**Exercise directions:** Leave the pictures out, and retype all of the material exactly as written.

**Data to process:**
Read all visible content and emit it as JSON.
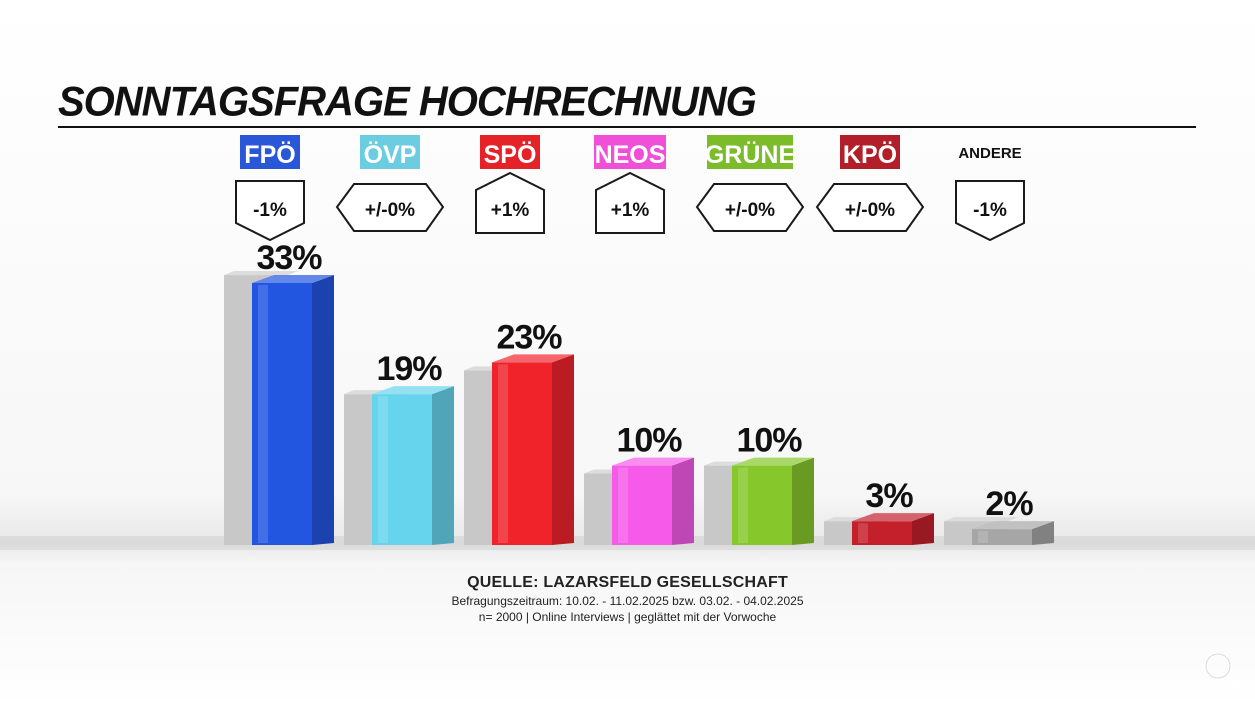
{
  "title": "SONNTAGSFRAGE HOCHRECHNUNG",
  "chart_data": {
    "type": "bar",
    "title": "SONNTAGSFRAGE HOCHRECHNUNG",
    "ylim": [
      0,
      35
    ],
    "value_suffix": "%",
    "categories": [
      "FPÖ",
      "ÖVP",
      "SPÖ",
      "NEOS",
      "GRÜNE",
      "KPÖ",
      "ANDERE"
    ],
    "series": [
      {
        "values": [
          33,
          19,
          23,
          10,
          10,
          3,
          2
        ]
      }
    ],
    "previous_values": [
      34,
      19,
      22,
      9,
      10,
      3,
      3
    ],
    "changes": [
      {
        "label": "-1%",
        "direction": "down"
      },
      {
        "label": "+/-0%",
        "direction": "same"
      },
      {
        "label": "+1%",
        "direction": "up"
      },
      {
        "label": "+1%",
        "direction": "up"
      },
      {
        "label": "+/-0%",
        "direction": "same"
      },
      {
        "label": "+/-0%",
        "direction": "same"
      },
      {
        "label": "-1%",
        "direction": "down"
      }
    ],
    "colors": [
      "#2255e0",
      "#66d4ec",
      "#f0232b",
      "#f55ae8",
      "#86c72b",
      "#c4202c",
      "#a6a6a6"
    ],
    "label_colors": [
      "#2a56d8",
      "#6dcde0",
      "#e62229",
      "#f04fd8",
      "#7cbb2a",
      "#b21f28",
      "none"
    ],
    "legend": "top",
    "grid": false
  },
  "source": {
    "title": "QUELLE: LAZARSFELD GESELLSCHAFT",
    "line1": "Befragungszeitraum:  10.02. - 11.02.2025  bzw. 03.02. - 04.02.2025",
    "line2": "n= 2000 | Online Interviews | geglättet mit der Vorwoche"
  },
  "icons": {
    "search": "search-icon"
  }
}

**The answer:**
Read all visible content and emit it as JSON.
{
  "title": "SONNTAGSFRAGE HOCHRECHNUNG",
  "chart_data": {
    "type": "bar",
    "title": "SONNTAGSFRAGE HOCHRECHNUNG",
    "ylim": [
      0,
      35
    ],
    "value_suffix": "%",
    "categories": [
      "FPÖ",
      "ÖVP",
      "SPÖ",
      "NEOS",
      "GRÜNE",
      "KPÖ",
      "ANDERE"
    ],
    "series": [
      {
        "values": [
          33,
          19,
          23,
          10,
          10,
          3,
          2
        ]
      }
    ],
    "previous_values": [
      34,
      19,
      22,
      9,
      10,
      3,
      3
    ],
    "changes": [
      {
        "label": "-1%",
        "direction": "down"
      },
      {
        "label": "+/-0%",
        "direction": "same"
      },
      {
        "label": "+1%",
        "direction": "up"
      },
      {
        "label": "+1%",
        "direction": "up"
      },
      {
        "label": "+/-0%",
        "direction": "same"
      },
      {
        "label": "+/-0%",
        "direction": "same"
      },
      {
        "label": "-1%",
        "direction": "down"
      }
    ],
    "colors": [
      "#2255e0",
      "#66d4ec",
      "#f0232b",
      "#f55ae8",
      "#86c72b",
      "#c4202c",
      "#a6a6a6"
    ],
    "label_colors": [
      "#2a56d8",
      "#6dcde0",
      "#e62229",
      "#f04fd8",
      "#7cbb2a",
      "#b21f28",
      "none"
    ],
    "legend": "top",
    "grid": false
  },
  "source": {
    "title": "QUELLE: LAZARSFELD GESELLSCHAFT",
    "line1": "Befragungszeitraum:  10.02. - 11.02.2025  bzw. 03.02. - 04.02.2025",
    "line2": "n= 2000 | Online Interviews | geglättet mit der Vorwoche"
  },
  "icons": {
    "search": "search-icon"
  }
}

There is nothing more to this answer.